=== Your objective ===
Pick out each line of the records that includes the string "Edges", and copy it.

----------------

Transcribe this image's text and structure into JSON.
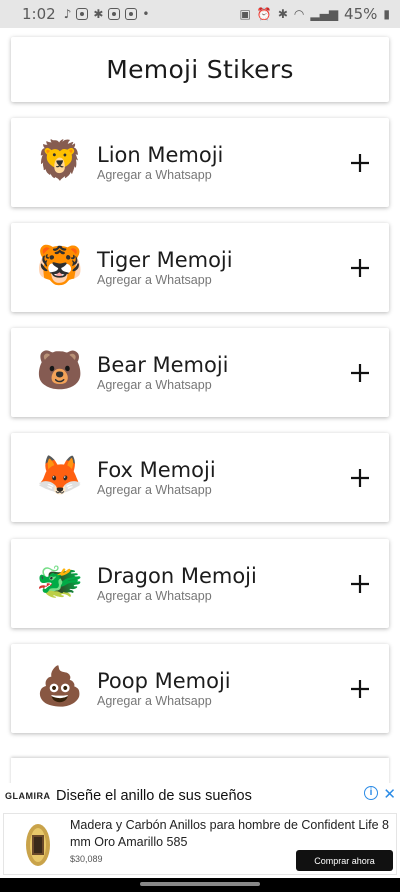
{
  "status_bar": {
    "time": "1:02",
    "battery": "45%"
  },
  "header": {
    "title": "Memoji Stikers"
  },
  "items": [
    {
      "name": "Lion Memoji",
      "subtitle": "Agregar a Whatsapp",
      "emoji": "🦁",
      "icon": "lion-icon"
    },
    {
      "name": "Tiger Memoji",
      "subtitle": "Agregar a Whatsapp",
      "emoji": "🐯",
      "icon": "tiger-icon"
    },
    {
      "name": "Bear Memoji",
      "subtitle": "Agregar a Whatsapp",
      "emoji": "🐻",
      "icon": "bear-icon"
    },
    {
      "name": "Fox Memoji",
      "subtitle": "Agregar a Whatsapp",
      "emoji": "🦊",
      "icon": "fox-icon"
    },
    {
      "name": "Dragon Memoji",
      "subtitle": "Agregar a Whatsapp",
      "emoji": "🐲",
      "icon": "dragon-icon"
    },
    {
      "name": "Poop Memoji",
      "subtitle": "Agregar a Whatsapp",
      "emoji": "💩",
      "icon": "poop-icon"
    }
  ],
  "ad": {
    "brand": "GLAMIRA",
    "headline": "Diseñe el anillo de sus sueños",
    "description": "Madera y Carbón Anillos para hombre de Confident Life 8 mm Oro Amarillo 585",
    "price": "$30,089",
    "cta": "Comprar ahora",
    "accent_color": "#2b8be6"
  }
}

----------------

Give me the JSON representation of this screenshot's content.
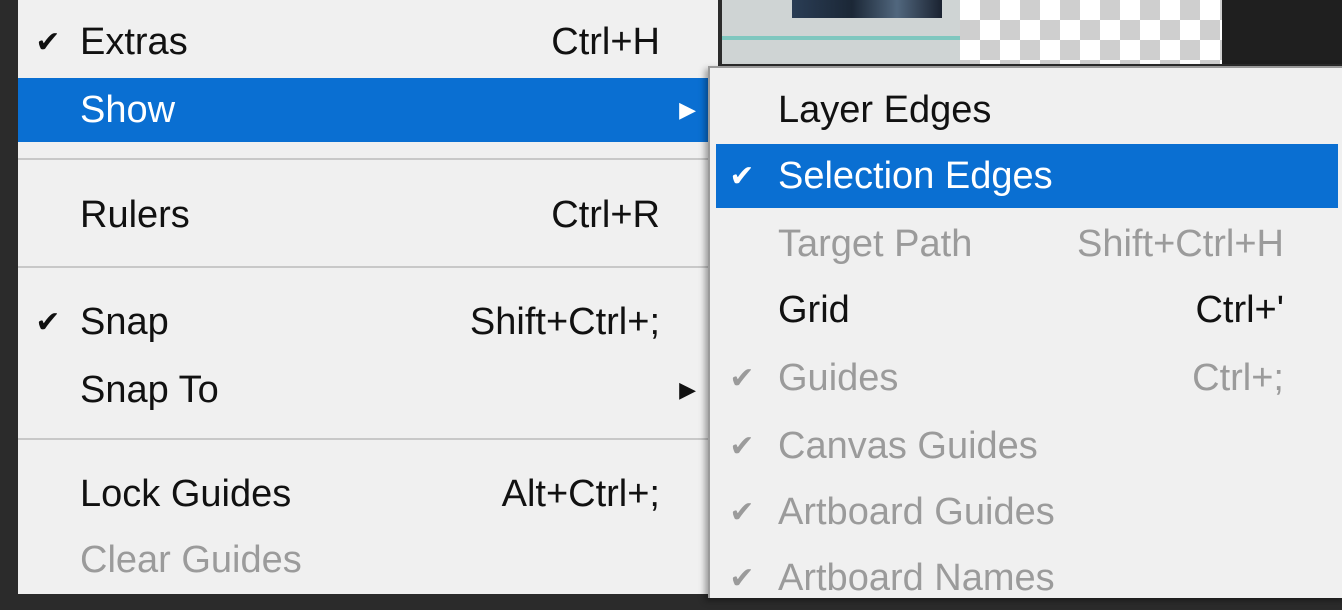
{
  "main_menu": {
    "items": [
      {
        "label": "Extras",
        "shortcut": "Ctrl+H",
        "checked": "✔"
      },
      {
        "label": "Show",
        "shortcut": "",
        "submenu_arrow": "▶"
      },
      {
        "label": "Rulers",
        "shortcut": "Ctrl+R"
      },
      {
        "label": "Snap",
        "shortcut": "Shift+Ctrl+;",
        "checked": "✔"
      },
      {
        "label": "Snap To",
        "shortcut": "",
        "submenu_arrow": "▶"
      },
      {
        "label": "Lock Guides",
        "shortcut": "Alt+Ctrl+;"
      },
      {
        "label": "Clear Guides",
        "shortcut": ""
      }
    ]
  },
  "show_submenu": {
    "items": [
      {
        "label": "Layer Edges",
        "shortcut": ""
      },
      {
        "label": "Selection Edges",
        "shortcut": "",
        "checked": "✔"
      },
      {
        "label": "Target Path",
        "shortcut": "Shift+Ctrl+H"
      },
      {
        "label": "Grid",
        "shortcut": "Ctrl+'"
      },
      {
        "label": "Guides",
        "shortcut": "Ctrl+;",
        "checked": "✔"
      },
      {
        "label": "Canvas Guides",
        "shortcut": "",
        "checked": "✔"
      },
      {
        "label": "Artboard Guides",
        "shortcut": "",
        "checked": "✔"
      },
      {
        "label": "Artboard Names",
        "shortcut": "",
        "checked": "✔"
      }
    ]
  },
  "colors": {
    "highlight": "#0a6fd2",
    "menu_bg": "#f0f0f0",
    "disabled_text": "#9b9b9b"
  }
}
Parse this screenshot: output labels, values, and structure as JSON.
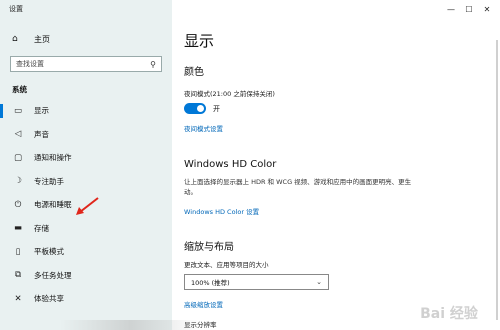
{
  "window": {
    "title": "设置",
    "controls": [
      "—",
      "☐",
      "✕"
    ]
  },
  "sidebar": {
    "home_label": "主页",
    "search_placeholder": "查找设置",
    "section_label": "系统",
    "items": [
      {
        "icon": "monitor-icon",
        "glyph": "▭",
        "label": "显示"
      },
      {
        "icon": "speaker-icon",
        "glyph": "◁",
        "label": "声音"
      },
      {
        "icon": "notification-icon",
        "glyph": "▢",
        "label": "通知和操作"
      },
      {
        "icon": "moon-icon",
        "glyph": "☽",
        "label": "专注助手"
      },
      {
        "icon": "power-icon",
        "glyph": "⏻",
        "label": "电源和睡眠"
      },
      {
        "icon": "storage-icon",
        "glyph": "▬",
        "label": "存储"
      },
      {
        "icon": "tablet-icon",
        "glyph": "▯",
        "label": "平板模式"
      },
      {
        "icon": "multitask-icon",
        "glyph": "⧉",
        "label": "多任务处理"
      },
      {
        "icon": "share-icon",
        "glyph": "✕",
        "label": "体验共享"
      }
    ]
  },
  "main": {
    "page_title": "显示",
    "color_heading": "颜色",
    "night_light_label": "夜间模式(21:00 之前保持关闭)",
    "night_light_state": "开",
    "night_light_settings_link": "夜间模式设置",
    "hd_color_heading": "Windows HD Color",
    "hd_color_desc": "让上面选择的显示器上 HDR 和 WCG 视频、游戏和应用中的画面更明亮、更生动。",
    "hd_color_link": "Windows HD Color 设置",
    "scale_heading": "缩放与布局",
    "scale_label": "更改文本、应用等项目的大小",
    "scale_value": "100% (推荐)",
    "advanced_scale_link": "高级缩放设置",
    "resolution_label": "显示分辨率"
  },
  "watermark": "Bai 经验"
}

----------------

=== Answer to this problem ===
        "label": "Layer Edges",
        "label": "Selection Edges",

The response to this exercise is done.